=== YOUR GOAL ===
Transcribe word for word each line from the one containing "Parse this screenshot: output" to the final line of the data, both included. Skip the pictures.

(Data records)
== == ==

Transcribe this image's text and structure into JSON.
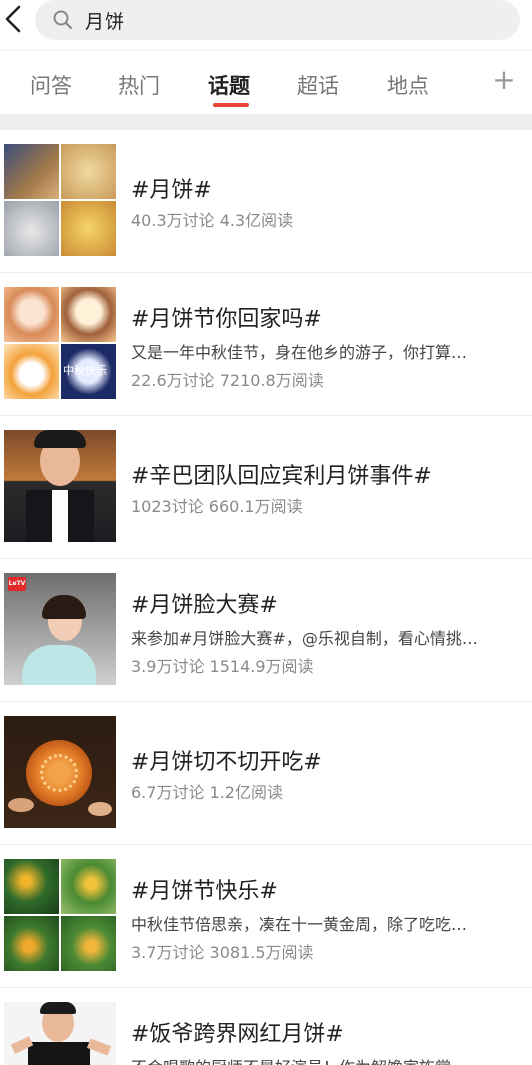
{
  "search": {
    "query": "月饼",
    "icons": {
      "back": "back-arrow-icon",
      "search": "search-icon"
    }
  },
  "tabs": [
    {
      "label": "问答",
      "active": false
    },
    {
      "label": "热门",
      "active": false
    },
    {
      "label": "话题",
      "active": true
    },
    {
      "label": "超话",
      "active": false
    },
    {
      "label": "地点",
      "active": false
    }
  ],
  "tabs_more": {
    "icon": "plus-icon",
    "label": "+"
  },
  "accent_color": "#e7453a",
  "topics": [
    {
      "title": "#月饼#",
      "desc": "",
      "stats": "40.3万讨论 4.3亿阅读",
      "thumb_label": ""
    },
    {
      "title": "#月饼节你回家吗#",
      "desc": "又是一年中秋佳节，身在他乡的游子，你打算…",
      "stats": "22.6万讨论 7210.8万阅读",
      "thumb_label": "中秋快乐"
    },
    {
      "title": "#辛巴团队回应宾利月饼事件#",
      "desc": "",
      "stats": "1023讨论 660.1万阅读",
      "thumb_label": ""
    },
    {
      "title": "#月饼脸大赛#",
      "desc": "来参加#月饼脸大赛#，@乐视自制，看心情挑…",
      "stats": "3.9万讨论 1514.9万阅读",
      "thumb_label": "LeTV"
    },
    {
      "title": "#月饼切不切开吃#",
      "desc": "",
      "stats": "6.7万讨论 1.2亿阅读",
      "thumb_label": ""
    },
    {
      "title": "#月饼节快乐#",
      "desc": "中秋佳节倍思亲，凑在十一黄金周，除了吃吃…",
      "stats": "3.7万讨论 3081.5万阅读",
      "thumb_label": ""
    },
    {
      "title": "#饭爷跨界网红月饼#",
      "desc": "不会唱歌的厨师不是好演员！作为解馋家族掌…",
      "stats": "",
      "thumb_label": ""
    }
  ]
}
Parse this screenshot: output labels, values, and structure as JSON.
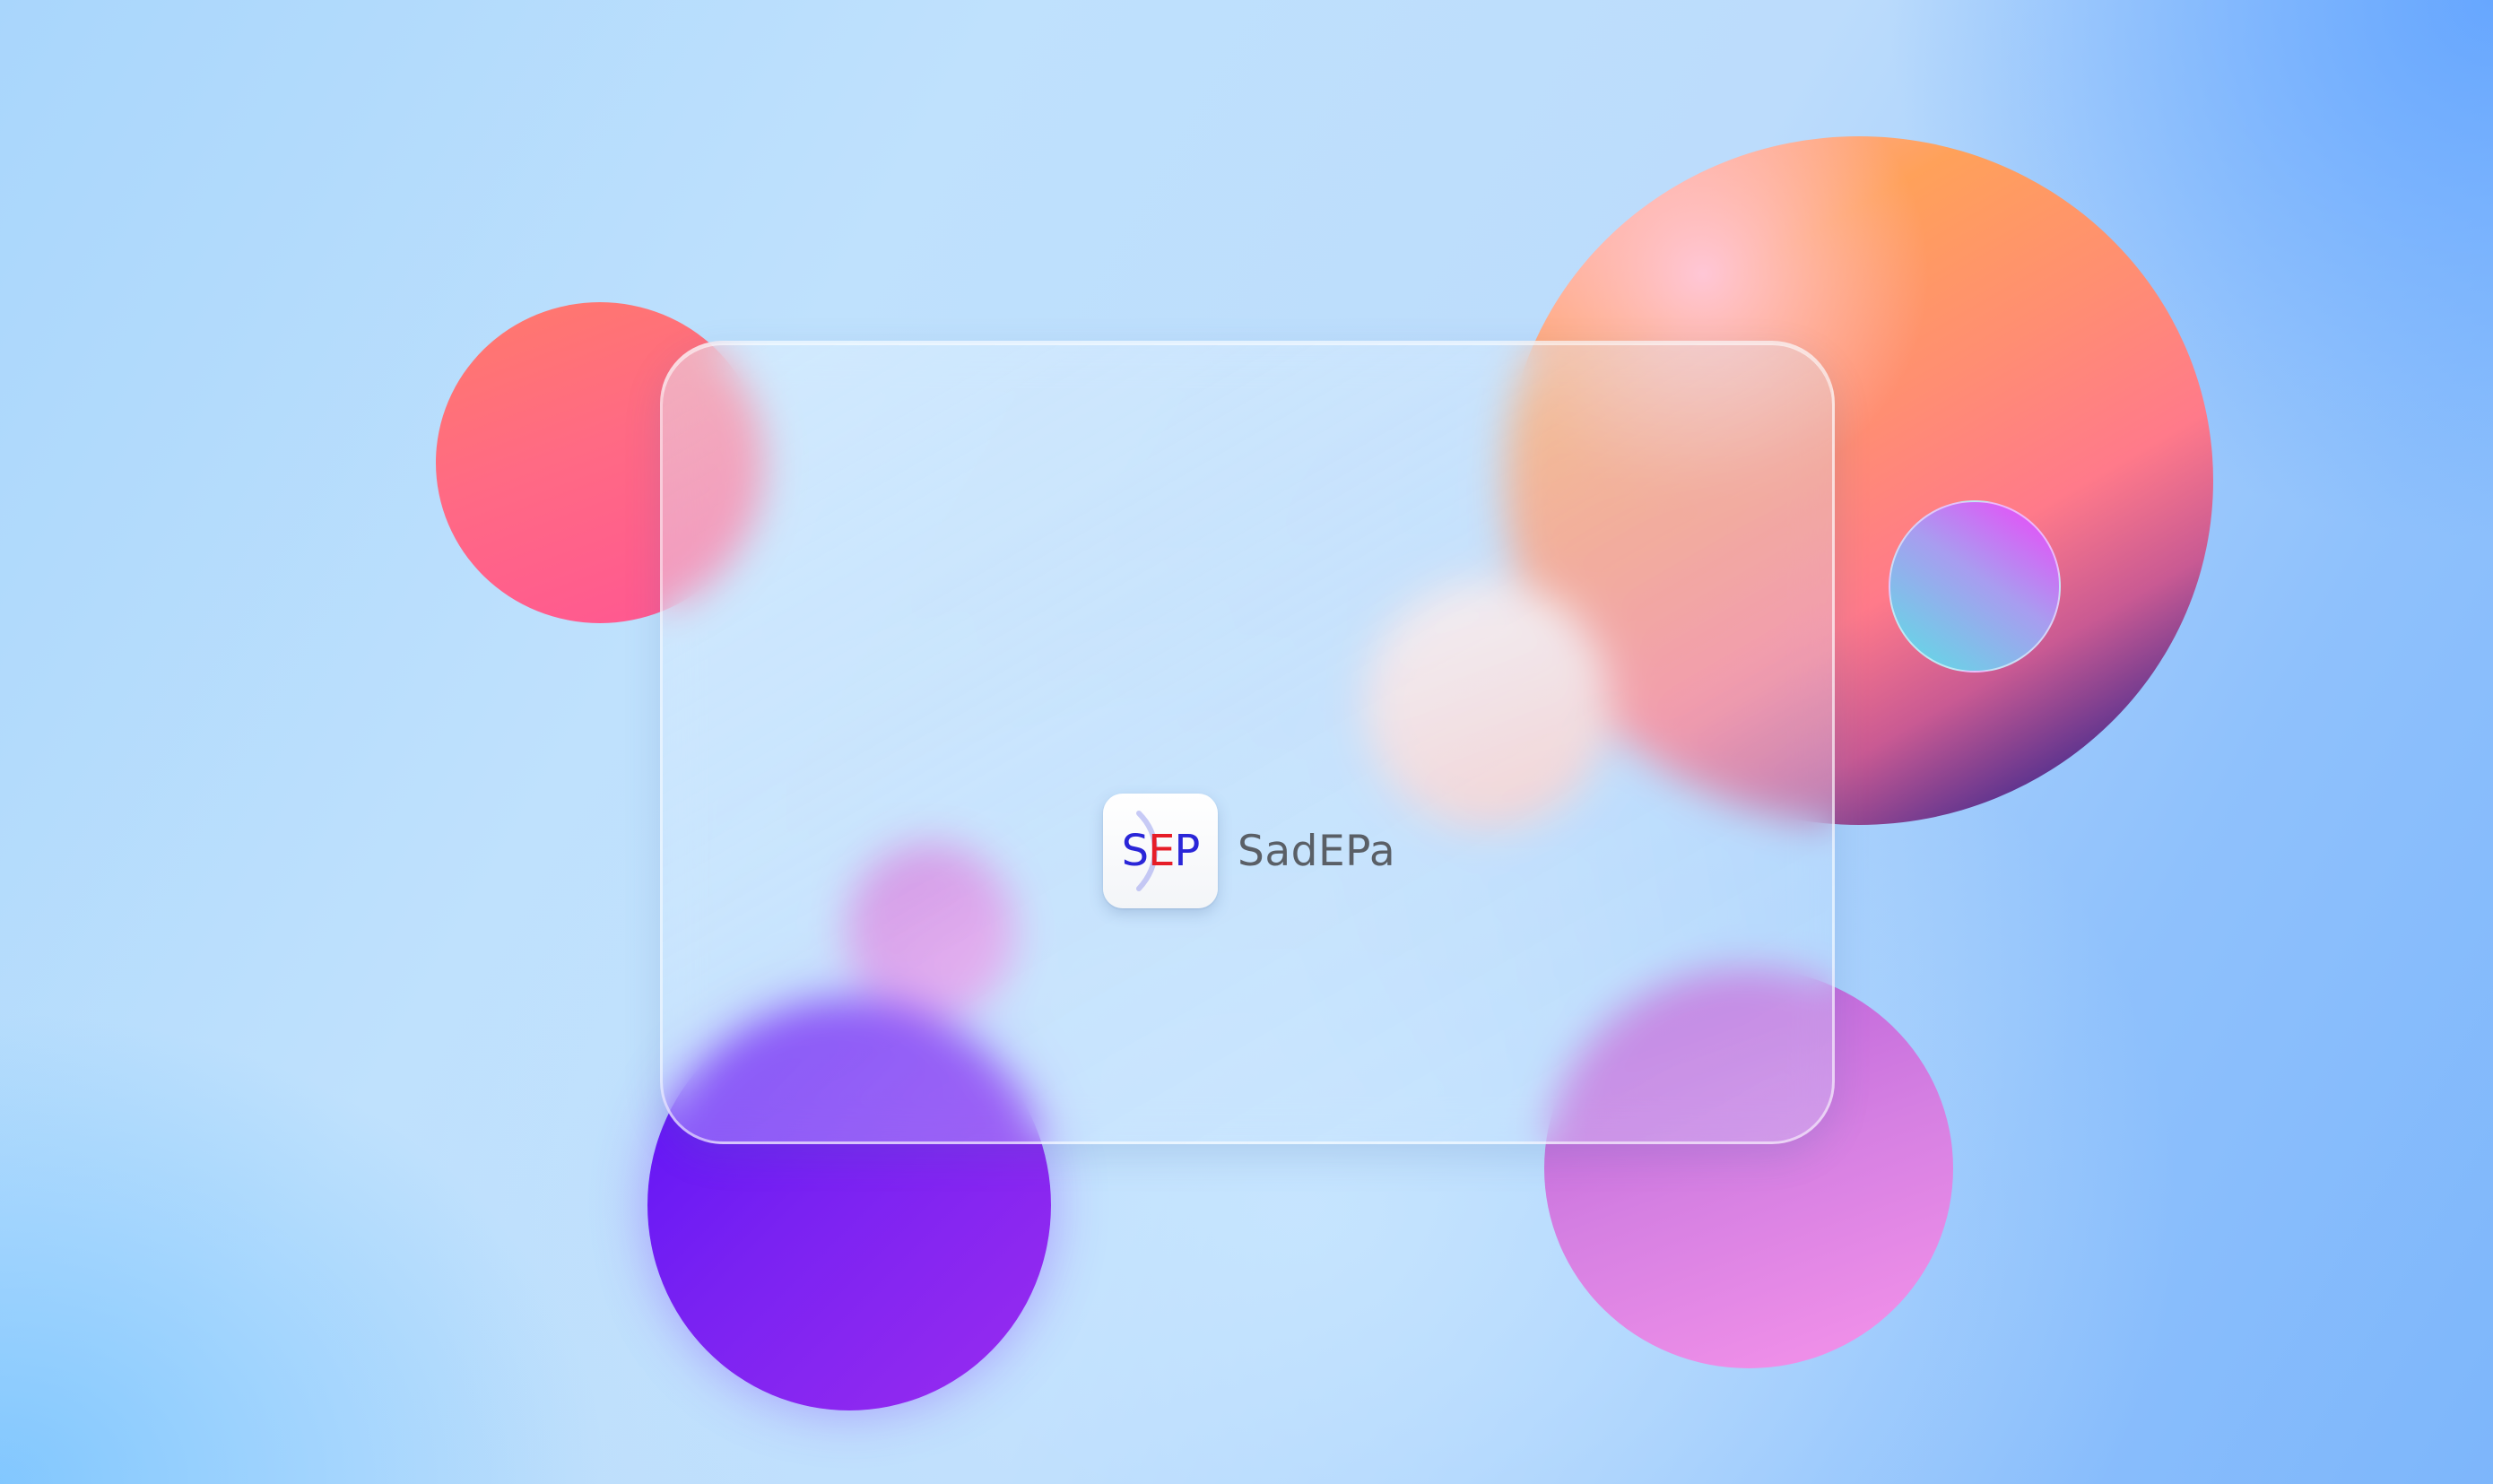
{
  "brand": {
    "logo_letters": {
      "s": "S",
      "e": "E",
      "p": "P"
    },
    "name": "SadEPa"
  },
  "colors": {
    "logo_blue": "#2a26d8",
    "logo_red": "#e61d28",
    "brand_text": "#5a5f66"
  }
}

== == ==

=== WRITTEN ANSWER ===
Parse this screenshot: output labels, values, and structure as JSON.
{
  "brand": {
    "logo_letters": {
      "s": "S",
      "e": "E",
      "p": "P"
    },
    "name": "SadEPa"
  },
  "colors": {
    "logo_blue": "#2a26d8",
    "logo_red": "#e61d28",
    "brand_text": "#5a5f66"
  }
}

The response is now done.